Data listing
begin

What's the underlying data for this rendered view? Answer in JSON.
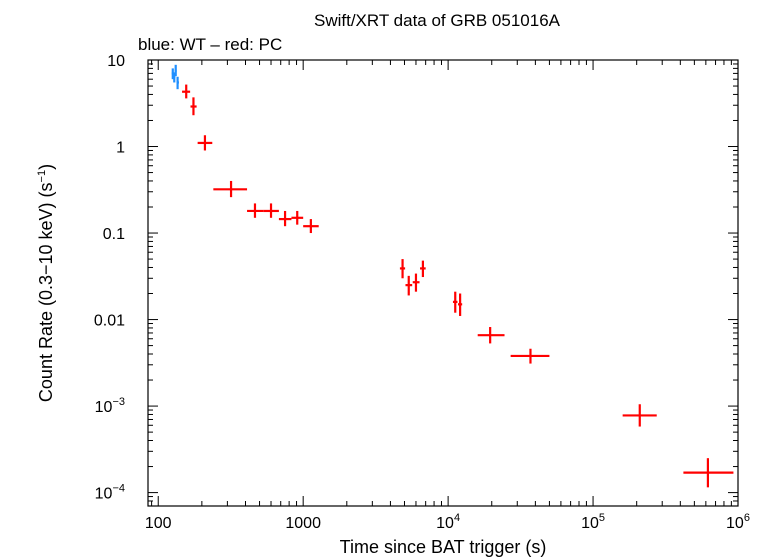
{
  "chart_data": {
    "type": "scatter",
    "title": "Swift/XRT data of GRB 051016A",
    "subtitle": "blue: WT – red: PC",
    "xlabel": "Time since BAT trigger (s)",
    "ylabel": "Count Rate (0.3−10 keV) (s",
    "ylabel_sup": "−1",
    "ylabel_end": ")",
    "x_scale": "log",
    "y_scale": "log",
    "xlim": [
      85,
      1000000
    ],
    "ylim": [
      7e-05,
      10
    ],
    "grid": false,
    "x_ticks": [
      {
        "value": 100,
        "base": "100",
        "exp": ""
      },
      {
        "value": 1000,
        "base": "1000",
        "exp": ""
      },
      {
        "value": 10000,
        "base": "10",
        "exp": "4"
      },
      {
        "value": 100000,
        "base": "10",
        "exp": "5"
      },
      {
        "value": 1000000,
        "base": "10",
        "exp": "6"
      }
    ],
    "y_ticks": [
      {
        "value": 10,
        "base": "10",
        "exp": ""
      },
      {
        "value": 1,
        "base": "1",
        "exp": ""
      },
      {
        "value": 0.1,
        "base": "0.1",
        "exp": ""
      },
      {
        "value": 0.01,
        "base": "0.01",
        "exp": ""
      },
      {
        "value": 0.001,
        "base": "10",
        "exp": "−3"
      },
      {
        "value": 0.0001,
        "base": "10",
        "exp": "−4"
      }
    ],
    "series": [
      {
        "mode": "WT",
        "color": "#1f8fff",
        "points": [
          {
            "x": 126,
            "xlo": 124,
            "xhi": 128,
            "y": 7.0,
            "ylo": 6.0,
            "yhi": 8.0
          },
          {
            "x": 129,
            "xlo": 127,
            "xhi": 131,
            "y": 6.3,
            "ylo": 5.5,
            "yhi": 7.2
          },
          {
            "x": 132,
            "xlo": 130,
            "xhi": 134,
            "y": 7.5,
            "ylo": 6.5,
            "yhi": 8.8
          },
          {
            "x": 136,
            "xlo": 134,
            "xhi": 139,
            "y": 5.5,
            "ylo": 4.6,
            "yhi": 6.4
          }
        ]
      },
      {
        "mode": "PC",
        "color": "#ff0000",
        "points": [
          {
            "x": 156,
            "xlo": 146,
            "xhi": 166,
            "y": 4.3,
            "ylo": 3.6,
            "yhi": 5.2
          },
          {
            "x": 175,
            "xlo": 167,
            "xhi": 184,
            "y": 2.9,
            "ylo": 2.3,
            "yhi": 3.7
          },
          {
            "x": 210,
            "xlo": 187,
            "xhi": 236,
            "y": 1.1,
            "ylo": 0.9,
            "yhi": 1.35
          },
          {
            "x": 318,
            "xlo": 240,
            "xhi": 410,
            "y": 0.32,
            "ylo": 0.26,
            "yhi": 0.4
          },
          {
            "x": 465,
            "xlo": 410,
            "xhi": 530,
            "y": 0.18,
            "ylo": 0.15,
            "yhi": 0.22
          },
          {
            "x": 600,
            "xlo": 530,
            "xhi": 680,
            "y": 0.18,
            "ylo": 0.15,
            "yhi": 0.22
          },
          {
            "x": 750,
            "xlo": 680,
            "xhi": 830,
            "y": 0.145,
            "ylo": 0.12,
            "yhi": 0.18
          },
          {
            "x": 910,
            "xlo": 830,
            "xhi": 1000,
            "y": 0.15,
            "ylo": 0.125,
            "yhi": 0.18
          },
          {
            "x": 1130,
            "xlo": 1000,
            "xhi": 1280,
            "y": 0.12,
            "ylo": 0.1,
            "yhi": 0.145
          },
          {
            "x": 4850,
            "xlo": 4650,
            "xhi": 5050,
            "y": 0.039,
            "ylo": 0.03,
            "yhi": 0.05
          },
          {
            "x": 5350,
            "xlo": 5080,
            "xhi": 5650,
            "y": 0.025,
            "ylo": 0.019,
            "yhi": 0.032
          },
          {
            "x": 6000,
            "xlo": 5700,
            "xhi": 6350,
            "y": 0.027,
            "ylo": 0.021,
            "yhi": 0.034
          },
          {
            "x": 6700,
            "xlo": 6400,
            "xhi": 7000,
            "y": 0.039,
            "ylo": 0.031,
            "yhi": 0.048
          },
          {
            "x": 11200,
            "xlo": 10800,
            "xhi": 11600,
            "y": 0.016,
            "ylo": 0.012,
            "yhi": 0.021
          },
          {
            "x": 12100,
            "xlo": 11700,
            "xhi": 12500,
            "y": 0.015,
            "ylo": 0.011,
            "yhi": 0.02
          },
          {
            "x": 19500,
            "xlo": 16000,
            "xhi": 24500,
            "y": 0.0066,
            "ylo": 0.0053,
            "yhi": 0.0082
          },
          {
            "x": 37000,
            "xlo": 27000,
            "xhi": 50000,
            "y": 0.0038,
            "ylo": 0.0031,
            "yhi": 0.0046
          },
          {
            "x": 210000,
            "xlo": 160000,
            "xhi": 275000,
            "y": 0.00078,
            "ylo": 0.00058,
            "yhi": 0.00105
          },
          {
            "x": 620000,
            "xlo": 420000,
            "xhi": 930000,
            "y": 0.00017,
            "ylo": 0.000115,
            "yhi": 0.00025
          }
        ]
      }
    ]
  }
}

end

YOUR TASK → Repeat the lines above exactly, and keep every picture out.

ANSWER FOR THIS EXERCISE →
What's the underlying data for this rendered view? Answer in JSON.
{
  "chart_data": {
    "type": "scatter",
    "title": "Swift/XRT data of GRB 051016A",
    "subtitle": "blue: WT – red: PC",
    "xlabel": "Time since BAT trigger (s)",
    "ylabel": "Count Rate (0.3−10 keV) (s",
    "ylabel_sup": "−1",
    "ylabel_end": ")",
    "x_scale": "log",
    "y_scale": "log",
    "xlim": [
      85,
      1000000
    ],
    "ylim": [
      7e-05,
      10
    ],
    "grid": false,
    "x_ticks": [
      {
        "value": 100,
        "base": "100",
        "exp": ""
      },
      {
        "value": 1000,
        "base": "1000",
        "exp": ""
      },
      {
        "value": 10000,
        "base": "10",
        "exp": "4"
      },
      {
        "value": 100000,
        "base": "10",
        "exp": "5"
      },
      {
        "value": 1000000,
        "base": "10",
        "exp": "6"
      }
    ],
    "y_ticks": [
      {
        "value": 10,
        "base": "10",
        "exp": ""
      },
      {
        "value": 1,
        "base": "1",
        "exp": ""
      },
      {
        "value": 0.1,
        "base": "0.1",
        "exp": ""
      },
      {
        "value": 0.01,
        "base": "0.01",
        "exp": ""
      },
      {
        "value": 0.001,
        "base": "10",
        "exp": "−3"
      },
      {
        "value": 0.0001,
        "base": "10",
        "exp": "−4"
      }
    ],
    "series": [
      {
        "mode": "WT",
        "color": "#1f8fff",
        "points": [
          {
            "x": 126,
            "xlo": 124,
            "xhi": 128,
            "y": 7.0,
            "ylo": 6.0,
            "yhi": 8.0
          },
          {
            "x": 129,
            "xlo": 127,
            "xhi": 131,
            "y": 6.3,
            "ylo": 5.5,
            "yhi": 7.2
          },
          {
            "x": 132,
            "xlo": 130,
            "xhi": 134,
            "y": 7.5,
            "ylo": 6.5,
            "yhi": 8.8
          },
          {
            "x": 136,
            "xlo": 134,
            "xhi": 139,
            "y": 5.5,
            "ylo": 4.6,
            "yhi": 6.4
          }
        ]
      },
      {
        "mode": "PC",
        "color": "#ff0000",
        "points": [
          {
            "x": 156,
            "xlo": 146,
            "xhi": 166,
            "y": 4.3,
            "ylo": 3.6,
            "yhi": 5.2
          },
          {
            "x": 175,
            "xlo": 167,
            "xhi": 184,
            "y": 2.9,
            "ylo": 2.3,
            "yhi": 3.7
          },
          {
            "x": 210,
            "xlo": 187,
            "xhi": 236,
            "y": 1.1,
            "ylo": 0.9,
            "yhi": 1.35
          },
          {
            "x": 318,
            "xlo": 240,
            "xhi": 410,
            "y": 0.32,
            "ylo": 0.26,
            "yhi": 0.4
          },
          {
            "x": 465,
            "xlo": 410,
            "xhi": 530,
            "y": 0.18,
            "ylo": 0.15,
            "yhi": 0.22
          },
          {
            "x": 600,
            "xlo": 530,
            "xhi": 680,
            "y": 0.18,
            "ylo": 0.15,
            "yhi": 0.22
          },
          {
            "x": 750,
            "xlo": 680,
            "xhi": 830,
            "y": 0.145,
            "ylo": 0.12,
            "yhi": 0.18
          },
          {
            "x": 910,
            "xlo": 830,
            "xhi": 1000,
            "y": 0.15,
            "ylo": 0.125,
            "yhi": 0.18
          },
          {
            "x": 1130,
            "xlo": 1000,
            "xhi": 1280,
            "y": 0.12,
            "ylo": 0.1,
            "yhi": 0.145
          },
          {
            "x": 4850,
            "xlo": 4650,
            "xhi": 5050,
            "y": 0.039,
            "ylo": 0.03,
            "yhi": 0.05
          },
          {
            "x": 5350,
            "xlo": 5080,
            "xhi": 5650,
            "y": 0.025,
            "ylo": 0.019,
            "yhi": 0.032
          },
          {
            "x": 6000,
            "xlo": 5700,
            "xhi": 6350,
            "y": 0.027,
            "ylo": 0.021,
            "yhi": 0.034
          },
          {
            "x": 6700,
            "xlo": 6400,
            "xhi": 7000,
            "y": 0.039,
            "ylo": 0.031,
            "yhi": 0.048
          },
          {
            "x": 11200,
            "xlo": 10800,
            "xhi": 11600,
            "y": 0.016,
            "ylo": 0.012,
            "yhi": 0.021
          },
          {
            "x": 12100,
            "xlo": 11700,
            "xhi": 12500,
            "y": 0.015,
            "ylo": 0.011,
            "yhi": 0.02
          },
          {
            "x": 19500,
            "xlo": 16000,
            "xhi": 24500,
            "y": 0.0066,
            "ylo": 0.0053,
            "yhi": 0.0082
          },
          {
            "x": 37000,
            "xlo": 27000,
            "xhi": 50000,
            "y": 0.0038,
            "ylo": 0.0031,
            "yhi": 0.0046
          },
          {
            "x": 210000,
            "xlo": 160000,
            "xhi": 275000,
            "y": 0.00078,
            "ylo": 0.00058,
            "yhi": 0.00105
          },
          {
            "x": 620000,
            "xlo": 420000,
            "xhi": 930000,
            "y": 0.00017,
            "ylo": 0.000115,
            "yhi": 0.00025
          }
        ]
      }
    ]
  }
}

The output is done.